(Items from a data source)
*****
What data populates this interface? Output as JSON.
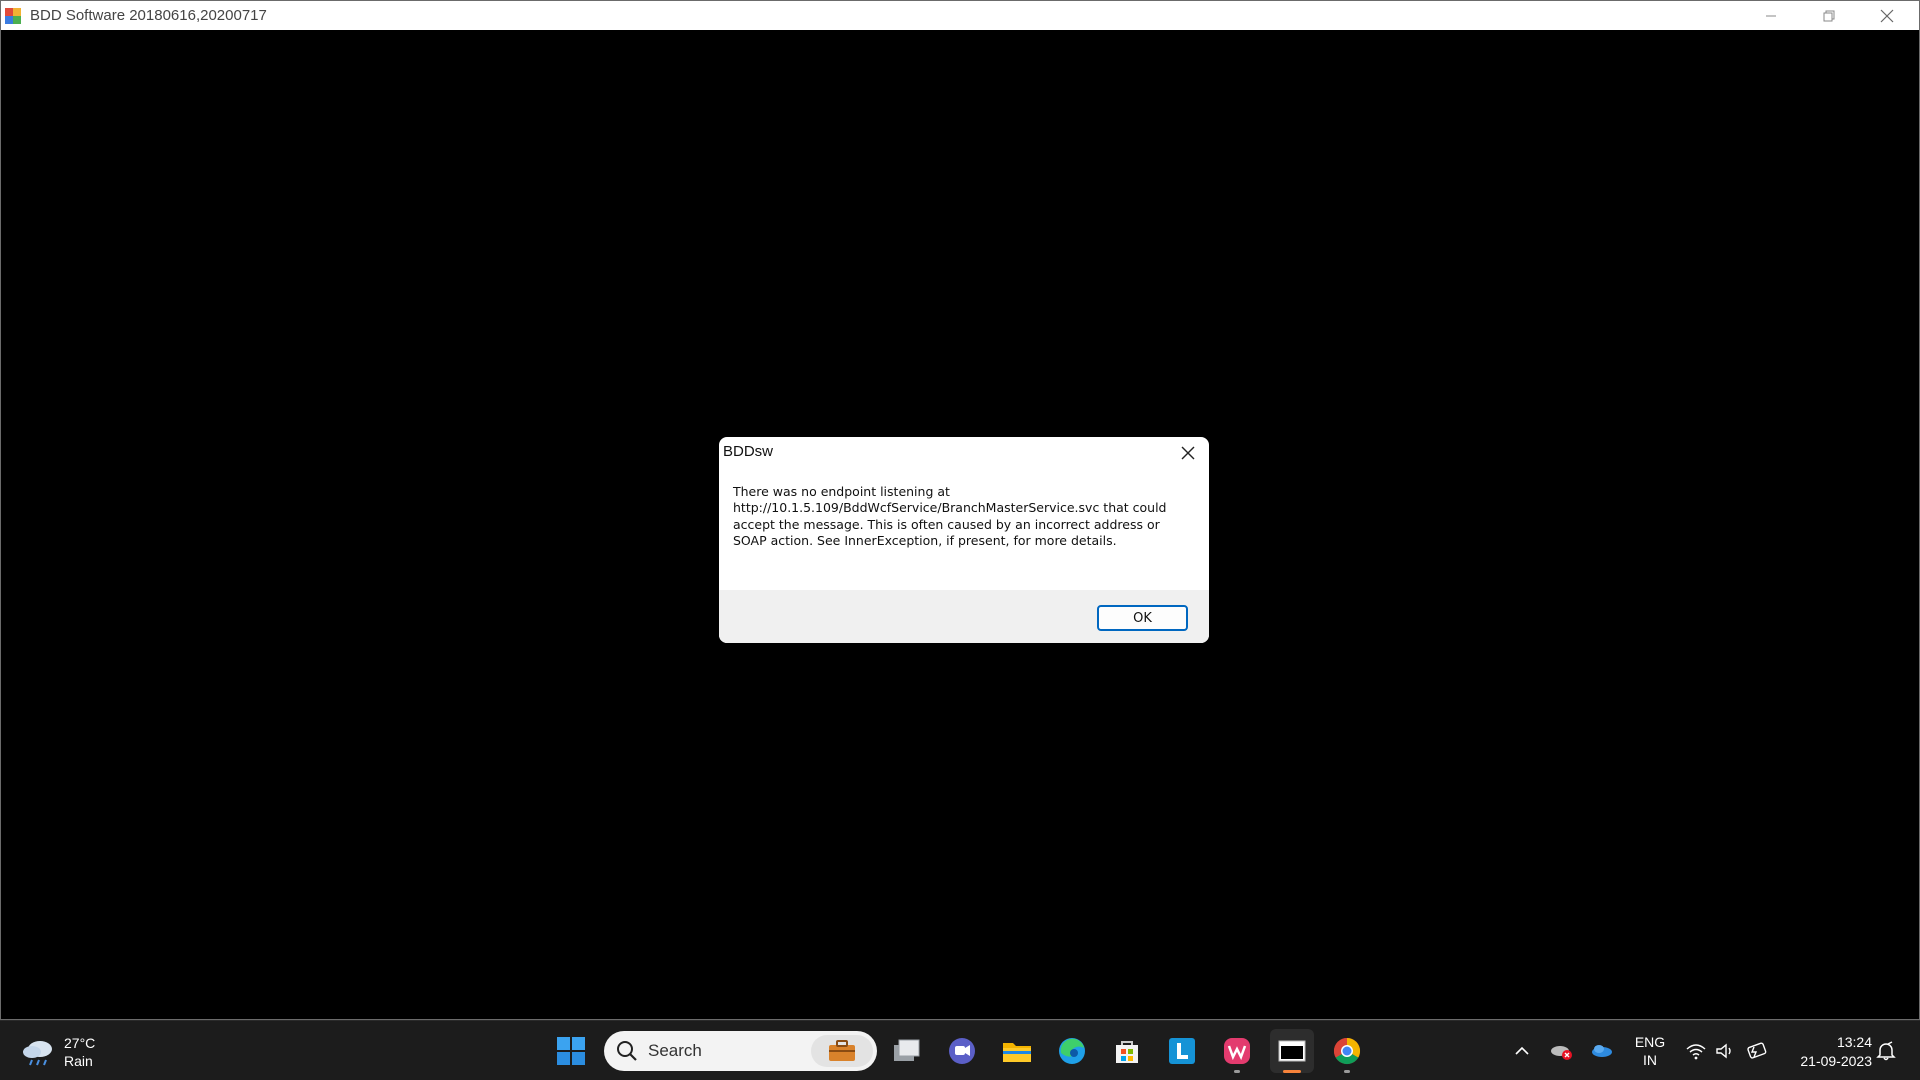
{
  "window": {
    "title": "BDD Software 20180616,20200717"
  },
  "dialog": {
    "title": "BDDsw",
    "message": "There was no endpoint listening at http://10.1.5.109/BddWcfService/BranchMasterService.svc that could accept the message. This is often caused by an incorrect address or SOAP action. See InnerException, if present, for more details.",
    "ok_label": "OK"
  },
  "taskbar": {
    "weather": {
      "temp": "27°C",
      "condition": "Rain",
      "icon": "cloud-rain-icon"
    },
    "search": {
      "label": "Search",
      "badge_icon": "briefcase-icon"
    },
    "apps": [
      {
        "name": "start-menu-icon"
      },
      {
        "name": "task-view-icon"
      },
      {
        "name": "teams-chat-icon"
      },
      {
        "name": "file-explorer-icon"
      },
      {
        "name": "edge-browser-icon"
      },
      {
        "name": "microsoft-store-icon"
      },
      {
        "name": "l-app-icon"
      },
      {
        "name": "wps-office-icon"
      },
      {
        "name": "bdd-software-window-icon"
      },
      {
        "name": "chrome-icon"
      }
    ],
    "tray": {
      "icons": [
        "show-hidden-icons-chevron",
        "onedrive-error-icon",
        "onedrive-icon",
        "wifi-icon",
        "volume-icon",
        "battery-charging-icon"
      ],
      "lang_line1": "ENG",
      "lang_line2": "IN",
      "time": "13:24",
      "date": "21-09-2023",
      "notification_icon": "notification-bell-icon"
    }
  },
  "colors": {
    "accent": "#0067c0",
    "taskbar_bg": "#1c1c1c",
    "active_indicator": "#f7833b"
  }
}
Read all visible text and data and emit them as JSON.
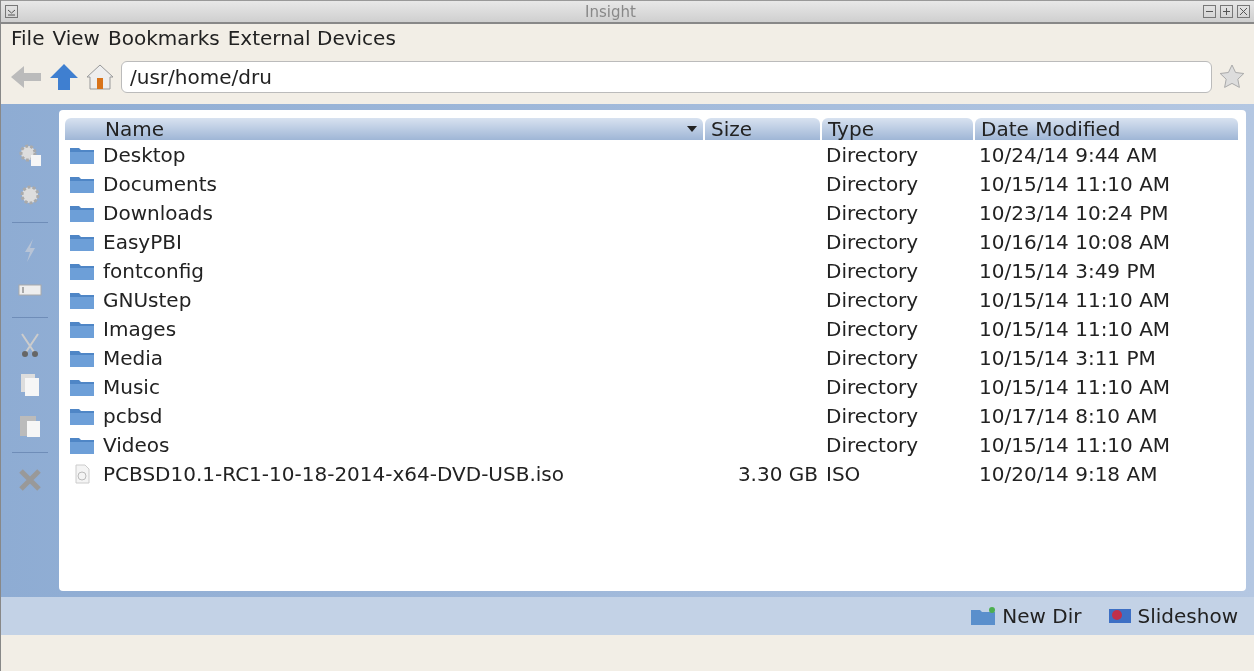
{
  "window": {
    "title": "Insight"
  },
  "menu": [
    "File",
    "View",
    "Bookmarks",
    "External Devices"
  ],
  "address": {
    "value": "/usr/home/dru"
  },
  "table": {
    "columns": [
      {
        "label": "Name",
        "sorted": true
      },
      {
        "label": "Size",
        "sorted": false
      },
      {
        "label": "Type",
        "sorted": false
      },
      {
        "label": "Date Modified",
        "sorted": false
      }
    ],
    "rows": [
      {
        "kind": "folder",
        "name": "Desktop",
        "type": "Directory",
        "date": "10/24/14 9:44 AM"
      },
      {
        "kind": "folder",
        "name": "Documents",
        "type": "Directory",
        "date": "10/15/14 11:10 AM"
      },
      {
        "kind": "folder",
        "name": "Downloads",
        "type": "Directory",
        "date": "10/23/14 10:24 PM"
      },
      {
        "kind": "folder",
        "name": "EasyPBI",
        "type": "Directory",
        "date": "10/16/14 10:08 AM"
      },
      {
        "kind": "folder",
        "name": "fontconfig",
        "type": "Directory",
        "date": "10/15/14 3:49 PM"
      },
      {
        "kind": "folder",
        "name": "GNUstep",
        "type": "Directory",
        "date": "10/15/14 11:10 AM"
      },
      {
        "kind": "folder",
        "name": "Images",
        "type": "Directory",
        "date": "10/15/14 11:10 AM"
      },
      {
        "kind": "folder",
        "name": "Media",
        "type": "Directory",
        "date": "10/15/14 3:11 PM"
      },
      {
        "kind": "folder",
        "name": "Music",
        "type": "Directory",
        "date": "10/15/14 11:10 AM"
      },
      {
        "kind": "folder",
        "name": "pcbsd",
        "type": "Directory",
        "date": "10/17/14 8:10 AM"
      },
      {
        "kind": "folder",
        "name": "Videos",
        "type": "Directory",
        "date": "10/15/14 11:10 AM"
      },
      {
        "kind": "file",
        "name": "PCBSD10.1-RC1-10-18-2014-x64-DVD-USB.iso",
        "size": "3.30 GB",
        "type": "ISO",
        "date": "10/20/14 9:18 AM"
      }
    ]
  },
  "actions": [
    {
      "kind": "newdir",
      "label": "New Dir"
    },
    {
      "kind": "slideshow",
      "label": "Slideshow"
    }
  ]
}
*****
◆ TASK STATEMENT
Reproduce every entry word for word, but omit the pictures.

◆ WRITTEN RESPONSE
What data populates this interface? Output as JSON.
{
  "window": {
    "title": "BDD Software 20180616,20200717"
  },
  "dialog": {
    "title": "BDDsw",
    "message": "There was no endpoint listening at http://10.1.5.109/BddWcfService/BranchMasterService.svc that could accept the message. This is often caused by an incorrect address or SOAP action. See InnerException, if present, for more details.",
    "ok_label": "OK"
  },
  "taskbar": {
    "weather": {
      "temp": "27°C",
      "condition": "Rain",
      "icon": "cloud-rain-icon"
    },
    "search": {
      "label": "Search",
      "badge_icon": "briefcase-icon"
    },
    "apps": [
      {
        "name": "start-menu-icon"
      },
      {
        "name": "task-view-icon"
      },
      {
        "name": "teams-chat-icon"
      },
      {
        "name": "file-explorer-icon"
      },
      {
        "name": "edge-browser-icon"
      },
      {
        "name": "microsoft-store-icon"
      },
      {
        "name": "l-app-icon"
      },
      {
        "name": "wps-office-icon"
      },
      {
        "name": "bdd-software-window-icon"
      },
      {
        "name": "chrome-icon"
      }
    ],
    "tray": {
      "icons": [
        "show-hidden-icons-chevron",
        "onedrive-error-icon",
        "onedrive-icon",
        "wifi-icon",
        "volume-icon",
        "battery-charging-icon"
      ],
      "lang_line1": "ENG",
      "lang_line2": "IN",
      "time": "13:24",
      "date": "21-09-2023",
      "notification_icon": "notification-bell-icon"
    }
  },
  "colors": {
    "accent": "#0067c0",
    "taskbar_bg": "#1c1c1c",
    "active_indicator": "#f7833b"
  }
}
Read all visible text and data and emit them as JSON.
{
  "window": {
    "title": "Insight"
  },
  "menu": [
    "File",
    "View",
    "Bookmarks",
    "External Devices"
  ],
  "address": {
    "value": "/usr/home/dru"
  },
  "table": {
    "columns": [
      {
        "label": "Name",
        "sorted": true
      },
      {
        "label": "Size",
        "sorted": false
      },
      {
        "label": "Type",
        "sorted": false
      },
      {
        "label": "Date Modified",
        "sorted": false
      }
    ],
    "rows": [
      {
        "kind": "folder",
        "name": "Desktop",
        "type": "Directory",
        "date": "10/24/14 9:44 AM"
      },
      {
        "kind": "folder",
        "name": "Documents",
        "type": "Directory",
        "date": "10/15/14 11:10 AM"
      },
      {
        "kind": "folder",
        "name": "Downloads",
        "type": "Directory",
        "date": "10/23/14 10:24 PM"
      },
      {
        "kind": "folder",
        "name": "EasyPBI",
        "type": "Directory",
        "date": "10/16/14 10:08 AM"
      },
      {
        "kind": "folder",
        "name": "fontconfig",
        "type": "Directory",
        "date": "10/15/14 3:49 PM"
      },
      {
        "kind": "folder",
        "name": "GNUstep",
        "type": "Directory",
        "date": "10/15/14 11:10 AM"
      },
      {
        "kind": "folder",
        "name": "Images",
        "type": "Directory",
        "date": "10/15/14 11:10 AM"
      },
      {
        "kind": "folder",
        "name": "Media",
        "type": "Directory",
        "date": "10/15/14 3:11 PM"
      },
      {
        "kind": "folder",
        "name": "Music",
        "type": "Directory",
        "date": "10/15/14 11:10 AM"
      },
      {
        "kind": "folder",
        "name": "pcbsd",
        "type": "Directory",
        "date": "10/17/14 8:10 AM"
      },
      {
        "kind": "folder",
        "name": "Videos",
        "type": "Directory",
        "date": "10/15/14 11:10 AM"
      },
      {
        "kind": "file",
        "name": "PCBSD10.1-RC1-10-18-2014-x64-DVD-USB.iso",
        "size": "3.30 GB",
        "type": "ISO",
        "date": "10/20/14 9:18 AM"
      }
    ]
  },
  "actions": [
    {
      "kind": "newdir",
      "label": "New Dir"
    },
    {
      "kind": "slideshow",
      "label": "Slideshow"
    }
  ]
}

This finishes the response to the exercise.